[Entries from a dataset]
_ _ _ _
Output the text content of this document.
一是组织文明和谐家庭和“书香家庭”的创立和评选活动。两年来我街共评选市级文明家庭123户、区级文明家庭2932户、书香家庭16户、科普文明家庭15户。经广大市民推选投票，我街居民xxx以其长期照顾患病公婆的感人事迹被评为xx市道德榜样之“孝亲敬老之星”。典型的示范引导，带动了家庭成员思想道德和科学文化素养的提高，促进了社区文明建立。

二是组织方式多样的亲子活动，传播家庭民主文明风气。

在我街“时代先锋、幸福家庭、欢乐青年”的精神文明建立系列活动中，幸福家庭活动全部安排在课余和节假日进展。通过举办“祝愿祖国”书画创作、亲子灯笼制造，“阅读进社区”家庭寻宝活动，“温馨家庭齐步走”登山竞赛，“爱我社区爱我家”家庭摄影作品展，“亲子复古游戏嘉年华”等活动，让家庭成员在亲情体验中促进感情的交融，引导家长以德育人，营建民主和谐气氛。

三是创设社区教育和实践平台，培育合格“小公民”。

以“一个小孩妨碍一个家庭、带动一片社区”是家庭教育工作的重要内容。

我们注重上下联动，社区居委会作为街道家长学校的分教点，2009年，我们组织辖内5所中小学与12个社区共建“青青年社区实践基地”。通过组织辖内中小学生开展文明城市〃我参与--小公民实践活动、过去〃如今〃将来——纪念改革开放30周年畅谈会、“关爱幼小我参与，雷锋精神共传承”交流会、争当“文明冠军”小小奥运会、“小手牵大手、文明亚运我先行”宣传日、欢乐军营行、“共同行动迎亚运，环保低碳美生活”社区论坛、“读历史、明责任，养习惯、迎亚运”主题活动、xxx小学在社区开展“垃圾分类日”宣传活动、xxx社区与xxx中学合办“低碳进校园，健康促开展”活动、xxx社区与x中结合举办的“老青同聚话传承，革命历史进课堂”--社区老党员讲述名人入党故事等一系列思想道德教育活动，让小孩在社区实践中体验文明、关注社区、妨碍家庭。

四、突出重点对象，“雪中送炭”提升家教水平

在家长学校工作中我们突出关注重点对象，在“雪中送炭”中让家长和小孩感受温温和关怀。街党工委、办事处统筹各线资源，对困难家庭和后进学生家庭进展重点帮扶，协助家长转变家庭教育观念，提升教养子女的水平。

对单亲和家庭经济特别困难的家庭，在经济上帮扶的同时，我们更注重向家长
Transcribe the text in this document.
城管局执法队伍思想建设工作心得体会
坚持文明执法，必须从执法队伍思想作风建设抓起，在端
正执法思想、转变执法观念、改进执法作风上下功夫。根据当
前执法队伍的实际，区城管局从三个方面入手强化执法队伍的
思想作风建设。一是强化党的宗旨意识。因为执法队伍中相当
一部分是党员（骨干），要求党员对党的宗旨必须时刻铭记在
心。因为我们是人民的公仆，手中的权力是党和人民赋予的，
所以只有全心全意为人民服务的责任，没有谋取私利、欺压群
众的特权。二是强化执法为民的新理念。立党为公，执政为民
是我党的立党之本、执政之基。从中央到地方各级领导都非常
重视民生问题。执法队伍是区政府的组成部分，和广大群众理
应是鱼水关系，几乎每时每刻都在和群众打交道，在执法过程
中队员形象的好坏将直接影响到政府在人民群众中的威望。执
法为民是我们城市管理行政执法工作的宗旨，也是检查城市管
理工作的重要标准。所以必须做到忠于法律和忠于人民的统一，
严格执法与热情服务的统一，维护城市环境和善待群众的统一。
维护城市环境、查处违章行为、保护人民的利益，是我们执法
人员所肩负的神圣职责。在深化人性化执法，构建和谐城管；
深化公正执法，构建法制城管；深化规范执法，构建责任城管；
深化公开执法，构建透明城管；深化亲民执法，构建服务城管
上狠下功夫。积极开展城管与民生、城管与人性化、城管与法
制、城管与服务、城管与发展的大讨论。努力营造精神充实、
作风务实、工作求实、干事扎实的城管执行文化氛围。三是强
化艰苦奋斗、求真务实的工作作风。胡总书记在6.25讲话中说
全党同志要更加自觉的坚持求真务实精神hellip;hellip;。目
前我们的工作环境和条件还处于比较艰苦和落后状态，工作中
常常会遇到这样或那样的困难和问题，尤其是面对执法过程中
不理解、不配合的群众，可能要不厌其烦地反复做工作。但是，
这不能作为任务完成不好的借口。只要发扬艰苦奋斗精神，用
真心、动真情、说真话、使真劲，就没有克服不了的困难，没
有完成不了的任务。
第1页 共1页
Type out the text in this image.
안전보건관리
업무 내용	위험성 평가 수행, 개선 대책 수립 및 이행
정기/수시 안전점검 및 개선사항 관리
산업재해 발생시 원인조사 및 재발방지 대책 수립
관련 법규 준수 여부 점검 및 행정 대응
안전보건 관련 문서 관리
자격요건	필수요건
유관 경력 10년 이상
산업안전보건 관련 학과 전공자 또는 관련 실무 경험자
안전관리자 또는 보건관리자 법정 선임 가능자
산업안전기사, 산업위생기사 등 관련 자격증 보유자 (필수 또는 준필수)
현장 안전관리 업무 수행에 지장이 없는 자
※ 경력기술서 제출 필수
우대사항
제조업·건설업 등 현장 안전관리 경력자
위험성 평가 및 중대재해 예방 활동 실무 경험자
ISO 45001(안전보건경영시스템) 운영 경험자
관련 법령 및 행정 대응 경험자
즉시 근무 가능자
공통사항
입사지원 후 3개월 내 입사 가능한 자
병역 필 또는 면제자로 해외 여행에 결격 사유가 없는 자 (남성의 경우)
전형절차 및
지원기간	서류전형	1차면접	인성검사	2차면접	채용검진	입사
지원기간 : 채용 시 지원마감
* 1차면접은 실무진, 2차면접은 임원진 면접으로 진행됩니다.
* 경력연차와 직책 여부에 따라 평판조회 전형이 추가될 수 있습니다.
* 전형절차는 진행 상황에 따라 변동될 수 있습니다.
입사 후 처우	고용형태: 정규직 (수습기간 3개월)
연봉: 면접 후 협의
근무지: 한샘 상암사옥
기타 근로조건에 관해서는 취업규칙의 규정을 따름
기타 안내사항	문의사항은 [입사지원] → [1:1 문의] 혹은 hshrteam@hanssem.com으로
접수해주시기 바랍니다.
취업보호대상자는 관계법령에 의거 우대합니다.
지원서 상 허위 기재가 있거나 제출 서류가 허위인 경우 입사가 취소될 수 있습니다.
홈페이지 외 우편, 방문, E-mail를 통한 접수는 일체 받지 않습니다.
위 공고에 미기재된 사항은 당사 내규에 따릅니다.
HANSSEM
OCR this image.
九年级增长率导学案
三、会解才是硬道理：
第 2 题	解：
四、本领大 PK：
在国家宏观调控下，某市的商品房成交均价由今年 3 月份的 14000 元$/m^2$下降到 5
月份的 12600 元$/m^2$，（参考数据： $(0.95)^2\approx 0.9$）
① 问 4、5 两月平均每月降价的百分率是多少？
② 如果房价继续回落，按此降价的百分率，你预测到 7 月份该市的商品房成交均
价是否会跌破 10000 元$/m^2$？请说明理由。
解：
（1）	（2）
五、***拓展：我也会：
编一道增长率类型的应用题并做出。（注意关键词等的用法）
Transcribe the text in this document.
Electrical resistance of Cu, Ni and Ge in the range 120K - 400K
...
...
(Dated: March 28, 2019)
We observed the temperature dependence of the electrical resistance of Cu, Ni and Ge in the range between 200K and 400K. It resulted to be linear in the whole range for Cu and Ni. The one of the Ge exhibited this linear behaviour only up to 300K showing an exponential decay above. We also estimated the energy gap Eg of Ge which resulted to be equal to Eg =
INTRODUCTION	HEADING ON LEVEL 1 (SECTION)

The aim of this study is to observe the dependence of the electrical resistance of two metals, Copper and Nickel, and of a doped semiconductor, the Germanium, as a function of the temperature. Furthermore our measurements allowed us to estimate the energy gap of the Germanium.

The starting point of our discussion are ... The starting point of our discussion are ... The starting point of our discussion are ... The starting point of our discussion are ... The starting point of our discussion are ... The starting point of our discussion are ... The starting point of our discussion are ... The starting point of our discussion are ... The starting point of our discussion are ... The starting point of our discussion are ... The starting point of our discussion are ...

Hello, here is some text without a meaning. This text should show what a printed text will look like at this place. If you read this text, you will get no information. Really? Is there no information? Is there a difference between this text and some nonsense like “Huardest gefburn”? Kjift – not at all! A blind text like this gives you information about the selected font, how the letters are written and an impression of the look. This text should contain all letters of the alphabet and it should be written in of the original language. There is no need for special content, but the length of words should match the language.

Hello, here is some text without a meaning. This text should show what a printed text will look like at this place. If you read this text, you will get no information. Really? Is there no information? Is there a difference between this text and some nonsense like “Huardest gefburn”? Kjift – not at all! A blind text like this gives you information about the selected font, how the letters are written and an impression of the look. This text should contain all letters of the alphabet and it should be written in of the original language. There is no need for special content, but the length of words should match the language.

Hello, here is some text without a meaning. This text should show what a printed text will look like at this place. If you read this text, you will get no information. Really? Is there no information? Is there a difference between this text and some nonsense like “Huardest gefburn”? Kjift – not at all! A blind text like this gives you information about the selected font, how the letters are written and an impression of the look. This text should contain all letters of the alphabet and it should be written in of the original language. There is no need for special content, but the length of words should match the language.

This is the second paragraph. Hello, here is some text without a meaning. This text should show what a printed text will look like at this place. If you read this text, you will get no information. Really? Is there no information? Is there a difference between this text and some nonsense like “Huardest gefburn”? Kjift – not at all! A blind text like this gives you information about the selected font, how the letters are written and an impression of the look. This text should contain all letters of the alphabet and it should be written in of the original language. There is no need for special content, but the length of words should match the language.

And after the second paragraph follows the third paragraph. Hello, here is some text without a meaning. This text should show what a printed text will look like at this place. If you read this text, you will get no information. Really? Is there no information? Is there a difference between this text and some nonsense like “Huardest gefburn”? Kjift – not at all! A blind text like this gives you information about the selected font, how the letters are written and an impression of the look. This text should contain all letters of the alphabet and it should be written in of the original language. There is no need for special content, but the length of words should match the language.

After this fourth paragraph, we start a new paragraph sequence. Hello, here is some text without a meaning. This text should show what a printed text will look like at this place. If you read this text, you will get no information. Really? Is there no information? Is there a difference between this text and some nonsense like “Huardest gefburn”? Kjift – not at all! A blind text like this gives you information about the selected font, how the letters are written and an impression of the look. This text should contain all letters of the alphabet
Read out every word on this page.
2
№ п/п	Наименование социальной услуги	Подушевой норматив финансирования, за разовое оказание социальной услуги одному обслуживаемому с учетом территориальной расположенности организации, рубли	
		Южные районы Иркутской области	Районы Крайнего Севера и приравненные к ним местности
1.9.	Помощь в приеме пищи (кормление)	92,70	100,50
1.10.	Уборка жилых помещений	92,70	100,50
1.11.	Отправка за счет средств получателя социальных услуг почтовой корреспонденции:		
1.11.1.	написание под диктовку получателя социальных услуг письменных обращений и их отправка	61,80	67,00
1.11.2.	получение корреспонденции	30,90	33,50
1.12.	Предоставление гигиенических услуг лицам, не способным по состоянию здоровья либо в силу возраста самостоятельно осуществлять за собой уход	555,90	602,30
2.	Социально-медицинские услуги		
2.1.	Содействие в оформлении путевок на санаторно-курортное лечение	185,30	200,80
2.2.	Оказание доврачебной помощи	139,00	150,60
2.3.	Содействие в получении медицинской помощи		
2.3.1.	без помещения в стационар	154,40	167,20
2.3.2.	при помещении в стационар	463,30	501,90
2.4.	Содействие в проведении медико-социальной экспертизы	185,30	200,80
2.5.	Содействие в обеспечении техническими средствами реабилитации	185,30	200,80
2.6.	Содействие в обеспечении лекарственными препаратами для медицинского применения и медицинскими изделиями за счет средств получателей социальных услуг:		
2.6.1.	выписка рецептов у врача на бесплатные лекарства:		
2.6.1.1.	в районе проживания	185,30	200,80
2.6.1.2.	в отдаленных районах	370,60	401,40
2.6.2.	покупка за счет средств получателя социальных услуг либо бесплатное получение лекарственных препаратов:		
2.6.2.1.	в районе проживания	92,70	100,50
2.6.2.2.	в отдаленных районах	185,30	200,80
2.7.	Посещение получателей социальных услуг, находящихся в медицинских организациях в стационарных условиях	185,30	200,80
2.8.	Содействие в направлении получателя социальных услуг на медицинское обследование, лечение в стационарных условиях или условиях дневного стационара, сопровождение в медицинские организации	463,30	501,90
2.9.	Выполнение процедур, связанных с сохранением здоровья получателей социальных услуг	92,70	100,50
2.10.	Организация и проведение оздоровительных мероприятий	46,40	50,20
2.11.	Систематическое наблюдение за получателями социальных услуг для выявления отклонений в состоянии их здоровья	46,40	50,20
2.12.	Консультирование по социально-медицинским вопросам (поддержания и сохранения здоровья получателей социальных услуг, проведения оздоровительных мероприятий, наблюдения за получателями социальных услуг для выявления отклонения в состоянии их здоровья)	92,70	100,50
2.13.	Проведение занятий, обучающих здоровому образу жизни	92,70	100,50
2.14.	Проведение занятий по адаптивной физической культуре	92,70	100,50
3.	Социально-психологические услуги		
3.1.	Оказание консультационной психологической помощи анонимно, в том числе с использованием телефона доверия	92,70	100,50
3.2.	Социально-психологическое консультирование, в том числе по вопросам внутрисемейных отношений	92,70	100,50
_ _ _ _
=== INSTRUCTIONS FOR THE TASK ===
How many lines in the listing contain "second"? Answer with the number alone.

=== WRITTEN SOLUTION ===
2